** BEGIN ROWS **
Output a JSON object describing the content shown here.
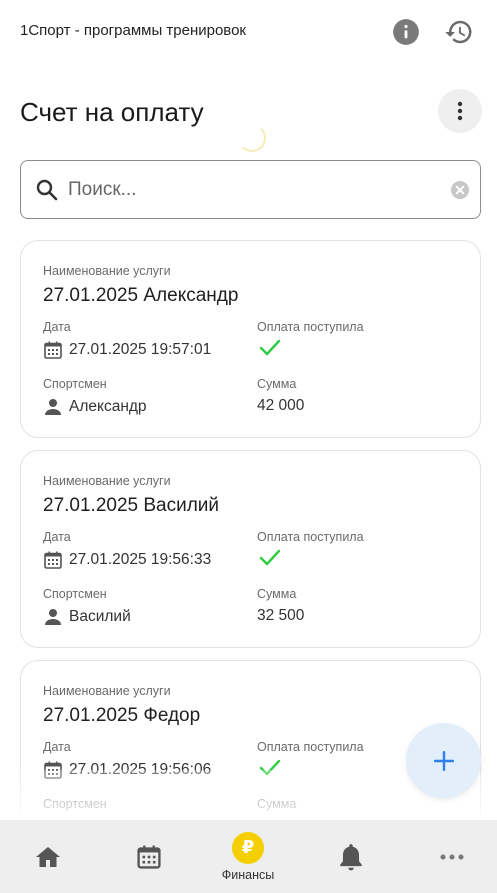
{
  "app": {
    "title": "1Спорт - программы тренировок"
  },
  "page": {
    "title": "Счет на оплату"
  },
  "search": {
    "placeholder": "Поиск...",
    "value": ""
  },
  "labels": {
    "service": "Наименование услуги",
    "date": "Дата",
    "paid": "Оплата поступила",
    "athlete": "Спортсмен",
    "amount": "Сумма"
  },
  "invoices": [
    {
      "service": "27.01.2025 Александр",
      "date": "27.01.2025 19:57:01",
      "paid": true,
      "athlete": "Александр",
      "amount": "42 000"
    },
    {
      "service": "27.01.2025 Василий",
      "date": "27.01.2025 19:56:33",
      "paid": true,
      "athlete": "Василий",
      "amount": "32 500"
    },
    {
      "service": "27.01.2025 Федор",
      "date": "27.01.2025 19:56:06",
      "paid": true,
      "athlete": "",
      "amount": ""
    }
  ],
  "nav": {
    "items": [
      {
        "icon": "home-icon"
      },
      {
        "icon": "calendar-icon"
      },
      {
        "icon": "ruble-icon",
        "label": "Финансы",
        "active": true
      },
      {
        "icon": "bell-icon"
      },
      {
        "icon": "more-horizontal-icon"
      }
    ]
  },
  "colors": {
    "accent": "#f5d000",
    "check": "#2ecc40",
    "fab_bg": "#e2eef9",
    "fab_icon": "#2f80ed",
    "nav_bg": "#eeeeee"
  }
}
** END ROWS **
| EXERCISE DETAILS |
The pictures should not appear in the copy; every other part of the records above must be returned exactly.

| RESPONSE |
Output a JSON object describing the content shown here.
{
  "app": {
    "title": "1Спорт - программы тренировок"
  },
  "page": {
    "title": "Счет на оплату"
  },
  "search": {
    "placeholder": "Поиск...",
    "value": ""
  },
  "labels": {
    "service": "Наименование услуги",
    "date": "Дата",
    "paid": "Оплата поступила",
    "athlete": "Спортсмен",
    "amount": "Сумма"
  },
  "invoices": [
    {
      "service": "27.01.2025 Александр",
      "date": "27.01.2025 19:57:01",
      "paid": true,
      "athlete": "Александр",
      "amount": "42 000"
    },
    {
      "service": "27.01.2025 Василий",
      "date": "27.01.2025 19:56:33",
      "paid": true,
      "athlete": "Василий",
      "amount": "32 500"
    },
    {
      "service": "27.01.2025 Федор",
      "date": "27.01.2025 19:56:06",
      "paid": true,
      "athlete": "",
      "amount": ""
    }
  ],
  "nav": {
    "items": [
      {
        "icon": "home-icon"
      },
      {
        "icon": "calendar-icon"
      },
      {
        "icon": "ruble-icon",
        "label": "Финансы",
        "active": true
      },
      {
        "icon": "bell-icon"
      },
      {
        "icon": "more-horizontal-icon"
      }
    ]
  },
  "colors": {
    "accent": "#f5d000",
    "check": "#2ecc40",
    "fab_bg": "#e2eef9",
    "fab_icon": "#2f80ed",
    "nav_bg": "#eeeeee"
  }
}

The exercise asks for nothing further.